---- Data listing
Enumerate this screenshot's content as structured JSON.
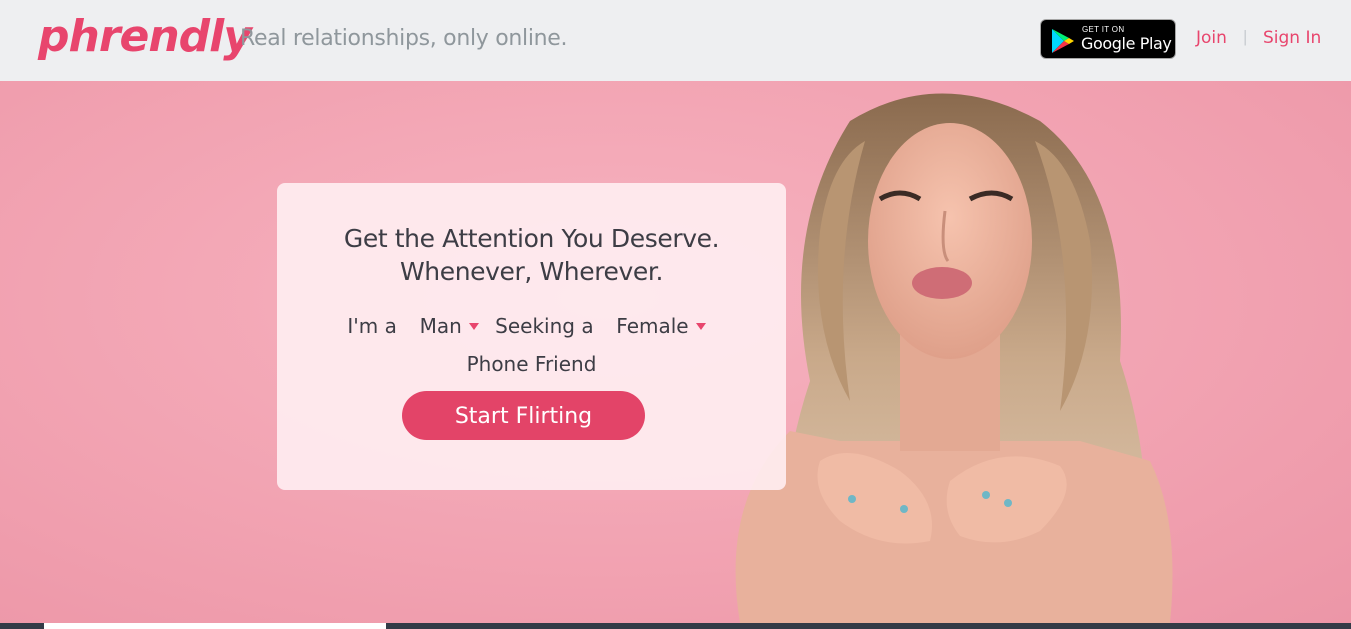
{
  "header": {
    "logo_text": "phrendly",
    "tagline": "Real relationships, only online.",
    "google_play": {
      "small": "GET IT ON",
      "big": "Google Play"
    },
    "join_label": "Join",
    "separator": "|",
    "signin_label": "Sign In"
  },
  "hero": {
    "headline_line1": "Get the Attention You Deserve.",
    "headline_line2": "Whenever, Wherever.",
    "im_a_label": "I'm a",
    "gender_value": "Man",
    "seeking_label": "Seeking a",
    "seeking_value": "Female",
    "relationship_type": "Phone Friend",
    "cta_label": "Start Flirting"
  },
  "colors": {
    "brand": "#e8456d",
    "cta": "#e34468",
    "hero_bg": "#f2a3b2",
    "header_bg": "#eeeff1"
  }
}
--------
Leave the pictures out and reproduce each record exactly as written.

• Complete response:
Enumerate this screenshot's content as structured JSON.
{
  "header": {
    "logo_text": "phrendly",
    "tagline": "Real relationships, only online.",
    "google_play": {
      "small": "GET IT ON",
      "big": "Google Play"
    },
    "join_label": "Join",
    "separator": "|",
    "signin_label": "Sign In"
  },
  "hero": {
    "headline_line1": "Get the Attention You Deserve.",
    "headline_line2": "Whenever, Wherever.",
    "im_a_label": "I'm a",
    "gender_value": "Man",
    "seeking_label": "Seeking a",
    "seeking_value": "Female",
    "relationship_type": "Phone Friend",
    "cta_label": "Start Flirting"
  },
  "colors": {
    "brand": "#e8456d",
    "cta": "#e34468",
    "hero_bg": "#f2a3b2",
    "header_bg": "#eeeff1"
  }
}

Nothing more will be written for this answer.